— What is being asked —
Copy out all lines that carry the word "document".

— Given entries —
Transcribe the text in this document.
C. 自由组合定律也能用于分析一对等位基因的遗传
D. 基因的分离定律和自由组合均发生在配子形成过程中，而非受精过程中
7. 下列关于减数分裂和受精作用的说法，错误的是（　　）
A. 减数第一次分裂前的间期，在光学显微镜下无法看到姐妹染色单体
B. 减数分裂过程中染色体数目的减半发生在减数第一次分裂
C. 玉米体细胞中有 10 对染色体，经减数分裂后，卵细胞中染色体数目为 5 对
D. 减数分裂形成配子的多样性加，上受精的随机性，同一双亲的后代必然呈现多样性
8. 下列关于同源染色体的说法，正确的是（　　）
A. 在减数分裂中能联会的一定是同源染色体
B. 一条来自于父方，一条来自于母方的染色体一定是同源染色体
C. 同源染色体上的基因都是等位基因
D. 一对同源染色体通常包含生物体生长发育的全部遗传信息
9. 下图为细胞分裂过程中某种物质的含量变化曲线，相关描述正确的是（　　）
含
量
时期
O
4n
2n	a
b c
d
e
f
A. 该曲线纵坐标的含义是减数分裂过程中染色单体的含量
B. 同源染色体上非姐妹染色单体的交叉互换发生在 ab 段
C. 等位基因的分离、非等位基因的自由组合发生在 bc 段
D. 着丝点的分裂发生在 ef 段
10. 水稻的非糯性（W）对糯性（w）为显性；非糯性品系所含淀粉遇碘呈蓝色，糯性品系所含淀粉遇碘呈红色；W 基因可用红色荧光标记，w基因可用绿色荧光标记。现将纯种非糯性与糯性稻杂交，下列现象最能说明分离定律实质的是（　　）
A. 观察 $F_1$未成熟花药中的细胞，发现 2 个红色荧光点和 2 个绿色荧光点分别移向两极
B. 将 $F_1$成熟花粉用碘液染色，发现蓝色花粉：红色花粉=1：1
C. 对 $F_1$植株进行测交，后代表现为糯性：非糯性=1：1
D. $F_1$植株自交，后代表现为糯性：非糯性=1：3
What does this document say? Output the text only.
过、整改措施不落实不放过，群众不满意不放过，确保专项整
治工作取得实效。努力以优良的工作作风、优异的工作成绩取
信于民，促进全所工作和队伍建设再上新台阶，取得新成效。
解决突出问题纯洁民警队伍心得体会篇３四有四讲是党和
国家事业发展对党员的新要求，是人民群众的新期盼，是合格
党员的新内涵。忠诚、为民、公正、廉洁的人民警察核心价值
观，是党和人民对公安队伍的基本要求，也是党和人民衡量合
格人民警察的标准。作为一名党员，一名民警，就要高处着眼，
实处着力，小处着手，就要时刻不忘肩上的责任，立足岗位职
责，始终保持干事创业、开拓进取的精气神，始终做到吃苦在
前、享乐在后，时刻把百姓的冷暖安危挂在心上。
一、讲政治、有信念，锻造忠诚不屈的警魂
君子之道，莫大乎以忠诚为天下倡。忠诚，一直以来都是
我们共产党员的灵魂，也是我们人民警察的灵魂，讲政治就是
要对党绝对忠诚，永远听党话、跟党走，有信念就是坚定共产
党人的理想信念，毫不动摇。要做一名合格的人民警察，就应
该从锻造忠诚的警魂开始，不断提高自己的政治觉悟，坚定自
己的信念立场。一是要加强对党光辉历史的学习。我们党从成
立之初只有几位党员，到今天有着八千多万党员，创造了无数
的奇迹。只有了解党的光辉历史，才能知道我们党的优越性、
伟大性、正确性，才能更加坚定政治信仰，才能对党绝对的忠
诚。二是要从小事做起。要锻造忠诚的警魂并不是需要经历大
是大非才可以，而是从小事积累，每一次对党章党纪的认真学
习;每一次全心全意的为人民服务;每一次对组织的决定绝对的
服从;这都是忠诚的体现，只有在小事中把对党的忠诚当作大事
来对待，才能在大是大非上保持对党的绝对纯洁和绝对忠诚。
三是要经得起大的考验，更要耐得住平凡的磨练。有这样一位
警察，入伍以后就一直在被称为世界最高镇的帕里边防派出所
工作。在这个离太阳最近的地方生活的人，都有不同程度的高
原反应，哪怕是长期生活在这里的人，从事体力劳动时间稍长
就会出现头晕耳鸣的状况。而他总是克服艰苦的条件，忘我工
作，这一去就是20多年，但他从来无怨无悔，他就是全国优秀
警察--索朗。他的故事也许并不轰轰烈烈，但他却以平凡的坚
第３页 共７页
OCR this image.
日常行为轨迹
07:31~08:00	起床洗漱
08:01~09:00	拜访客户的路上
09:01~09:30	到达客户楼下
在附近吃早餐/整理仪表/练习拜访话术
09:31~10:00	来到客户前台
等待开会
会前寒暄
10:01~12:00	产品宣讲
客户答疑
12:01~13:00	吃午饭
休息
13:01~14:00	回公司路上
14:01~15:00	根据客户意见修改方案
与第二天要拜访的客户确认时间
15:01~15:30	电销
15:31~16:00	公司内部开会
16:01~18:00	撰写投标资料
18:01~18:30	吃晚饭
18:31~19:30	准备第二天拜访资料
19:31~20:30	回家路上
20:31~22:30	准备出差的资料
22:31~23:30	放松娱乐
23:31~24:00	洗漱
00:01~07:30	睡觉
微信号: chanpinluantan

— Worked answer —
Transcribe the text in this document.
What does this document say? Output the text only.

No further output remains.